### EXERCISE OBJECTIVE
Without the pictures, copy all the entries below exactly.

### DATA ENTRIES
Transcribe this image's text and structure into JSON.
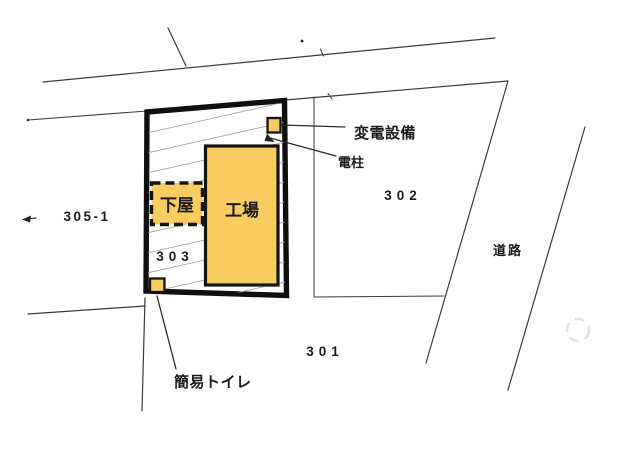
{
  "diagram": {
    "buildings": {
      "factory_label": "工場",
      "lean_to_label": "下屋"
    },
    "parcels": {
      "p305_1_label": "305-1",
      "p303_label": "303",
      "p302_label": "302",
      "p301_label": "301"
    },
    "road_label": "道路",
    "annotations": {
      "substation_label": "変電設備",
      "utility_pole_label": "電柱",
      "portable_toilet_label": "簡易トイレ"
    },
    "colors": {
      "building_fill": "#f8cc61",
      "building_stroke": "#141414",
      "plot_border": "#0f0f0f",
      "boundary_line": "#3a3a3a",
      "hatch_line": "#aaaaaa",
      "background": "#ffffff",
      "text_color": "#1a1a1a"
    }
  }
}
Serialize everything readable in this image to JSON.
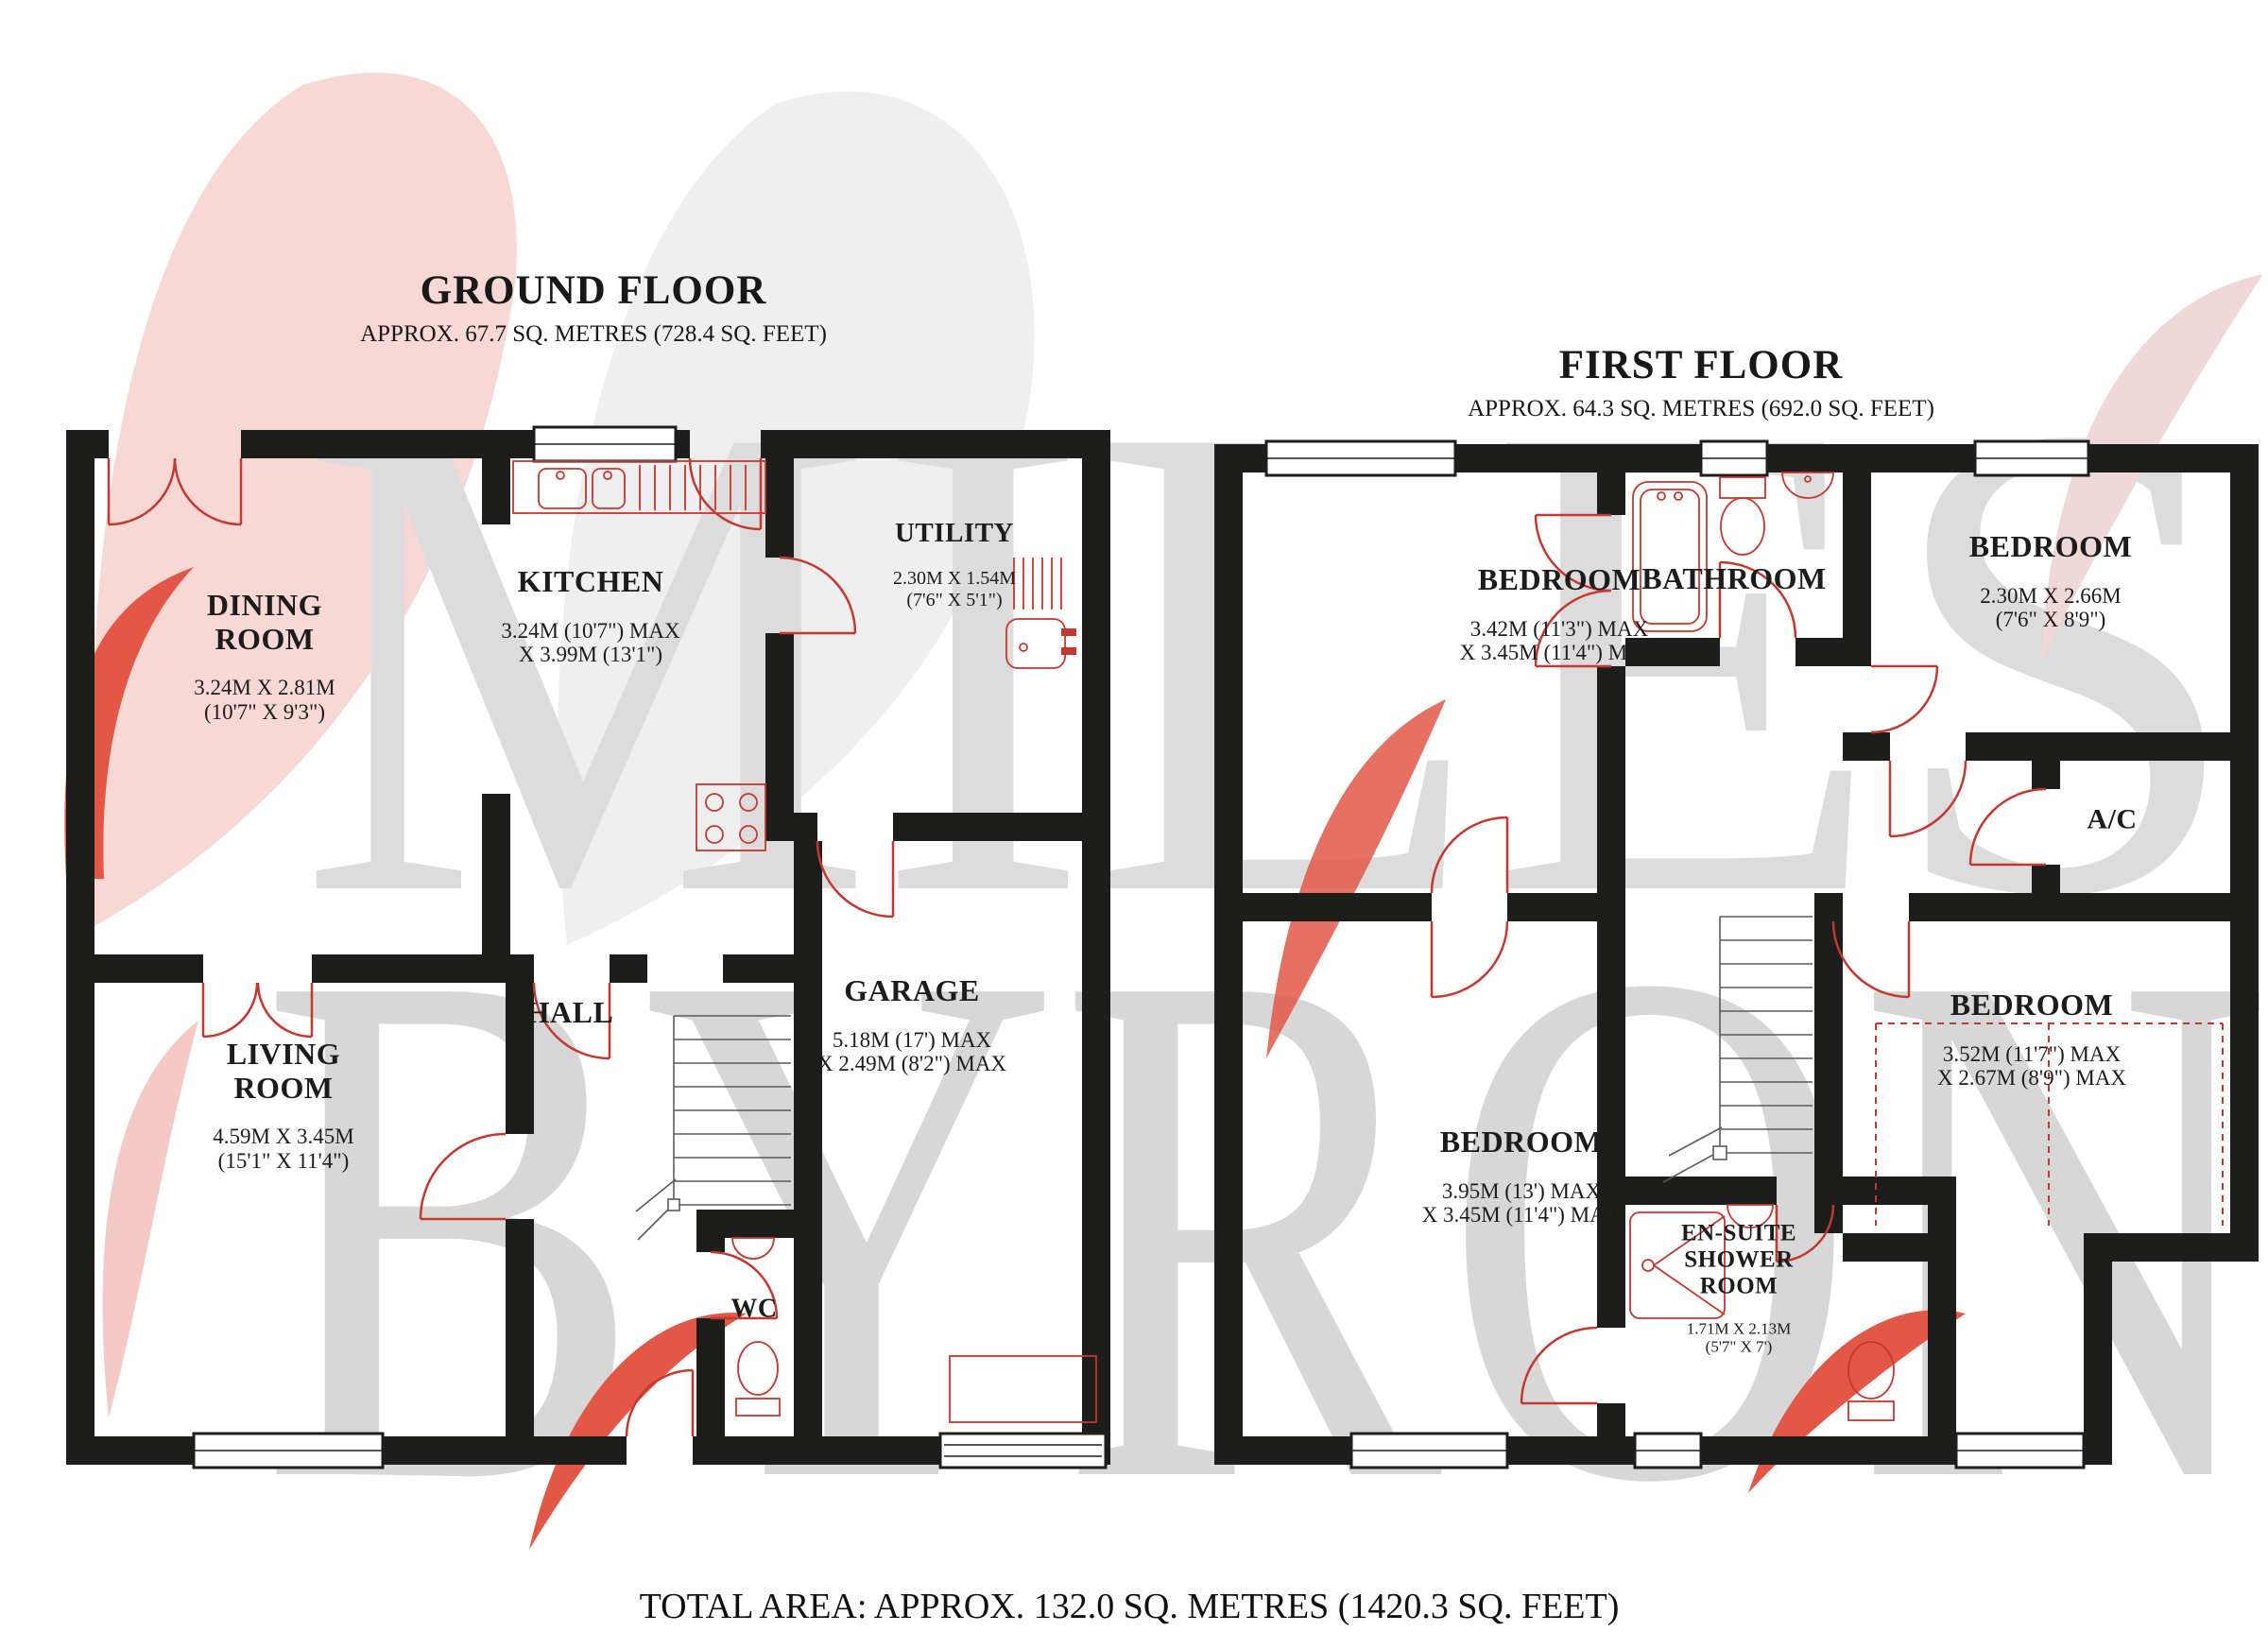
{
  "page": {
    "background": "#ffffff"
  },
  "watermark": {
    "line1": "MILES",
    "line2": "BYRON",
    "letter_color": "#dcdcdc",
    "pink": "#f7d8d5",
    "gray": "#efefef",
    "red": "#e25746"
  },
  "ground_floor": {
    "title": "GROUND FLOOR",
    "subtitle": "APPROX. 67.7 SQ. METRES (728.4 SQ. FEET)",
    "rooms": {
      "dining": {
        "name": "DINING\nROOM",
        "dims": "3.24M X 2.81M\n(10'7\" X 9'3\")"
      },
      "kitchen": {
        "name": "KITCHEN",
        "dims": "3.24M (10'7\") MAX\nX 3.99M (13'1\")"
      },
      "utility": {
        "name": "UTILITY",
        "dims": "2.30M X 1.54M\n(7'6\" X 5'1\")"
      },
      "hall": {
        "name": "HALL"
      },
      "living": {
        "name": "LIVING\nROOM",
        "dims": "4.59M X 3.45M\n(15'1\" X 11'4\")"
      },
      "wc": {
        "name": "WC"
      },
      "garage": {
        "name": "GARAGE",
        "dims": "5.18M (17') MAX\nX 2.49M (8'2\") MAX"
      }
    }
  },
  "first_floor": {
    "title": "FIRST FLOOR",
    "subtitle": "APPROX. 64.3 SQ. METRES (692.0 SQ. FEET)",
    "rooms": {
      "bedroom1": {
        "name": "BEDROOM",
        "dims": "3.42M (11'3\") MAX\nX 3.45M (11'4\") MAX"
      },
      "bathroom": {
        "name": "BATHROOM"
      },
      "bedroom2": {
        "name": "BEDROOM",
        "dims": "2.30M X 2.66M\n(7'6\" X 8'9\")"
      },
      "ac": {
        "name": "A/C"
      },
      "bedroom3": {
        "name": "BEDROOM",
        "dims": "3.52M (11'7\") MAX\nX 2.67M (8'9\") MAX"
      },
      "bedroom4": {
        "name": "BEDROOM",
        "dims": "3.95M (13') MAX\nX 3.45M (11'4\") MAX"
      },
      "ensuite": {
        "name": "EN-SUITE\nSHOWER\nROOM",
        "dims": "1.71M X 2.13M\n(5'7\" X 7')"
      }
    }
  },
  "footer": {
    "total_area": "TOTAL AREA: APPROX. 132.0 SQ. METRES (1420.3 SQ. FEET)"
  },
  "colors": {
    "wall": "#1d1d1b",
    "fixture_red": "#c5382f",
    "text": "#1c1c1c"
  }
}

### WRITTEN REPLY
Transcribe this image's text and structure into JSON.
{
  "diagram": {
    "buildings": {
      "factory_label": "工場",
      "lean_to_label": "下屋"
    },
    "parcels": {
      "p305_1_label": "305-1",
      "p303_label": "303",
      "p302_label": "302",
      "p301_label": "301"
    },
    "road_label": "道路",
    "annotations": {
      "substation_label": "変電設備",
      "utility_pole_label": "電柱",
      "portable_toilet_label": "簡易トイレ"
    },
    "colors": {
      "building_fill": "#f8cc61",
      "building_stroke": "#141414",
      "plot_border": "#0f0f0f",
      "boundary_line": "#3a3a3a",
      "hatch_line": "#aaaaaa",
      "background": "#ffffff",
      "text_color": "#1a1a1a"
    }
  }
}
Serialize everything readable in this image to JSON.
{
  "page": {
    "background": "#ffffff"
  },
  "watermark": {
    "line1": "MILES",
    "line2": "BYRON",
    "letter_color": "#dcdcdc",
    "pink": "#f7d8d5",
    "gray": "#efefef",
    "red": "#e25746"
  },
  "ground_floor": {
    "title": "GROUND FLOOR",
    "subtitle": "APPROX. 67.7 SQ. METRES (728.4 SQ. FEET)",
    "rooms": {
      "dining": {
        "name": "DINING\nROOM",
        "dims": "3.24M X 2.81M\n(10'7\" X 9'3\")"
      },
      "kitchen": {
        "name": "KITCHEN",
        "dims": "3.24M (10'7\") MAX\nX 3.99M (13'1\")"
      },
      "utility": {
        "name": "UTILITY",
        "dims": "2.30M X 1.54M\n(7'6\" X 5'1\")"
      },
      "hall": {
        "name": "HALL"
      },
      "living": {
        "name": "LIVING\nROOM",
        "dims": "4.59M X 3.45M\n(15'1\" X 11'4\")"
      },
      "wc": {
        "name": "WC"
      },
      "garage": {
        "name": "GARAGE",
        "dims": "5.18M (17') MAX\nX 2.49M (8'2\") MAX"
      }
    }
  },
  "first_floor": {
    "title": "FIRST FLOOR",
    "subtitle": "APPROX. 64.3 SQ. METRES (692.0 SQ. FEET)",
    "rooms": {
      "bedroom1": {
        "name": "BEDROOM",
        "dims": "3.42M (11'3\") MAX\nX 3.45M (11'4\") MAX"
      },
      "bathroom": {
        "name": "BATHROOM"
      },
      "bedroom2": {
        "name": "BEDROOM",
        "dims": "2.30M X 2.66M\n(7'6\" X 8'9\")"
      },
      "ac": {
        "name": "A/C"
      },
      "bedroom3": {
        "name": "BEDROOM",
        "dims": "3.52M (11'7\") MAX\nX 2.67M (8'9\") MAX"
      },
      "bedroom4": {
        "name": "BEDROOM",
        "dims": "3.95M (13') MAX\nX 3.45M (11'4\") MAX"
      },
      "ensuite": {
        "name": "EN-SUITE\nSHOWER\nROOM",
        "dims": "1.71M X 2.13M\n(5'7\" X 7')"
      }
    }
  },
  "footer": {
    "total_area": "TOTAL AREA: APPROX. 132.0 SQ. METRES (1420.3 SQ. FEET)"
  },
  "colors": {
    "wall": "#1d1d1b",
    "fixture_red": "#c5382f",
    "text": "#1c1c1c"
  }
}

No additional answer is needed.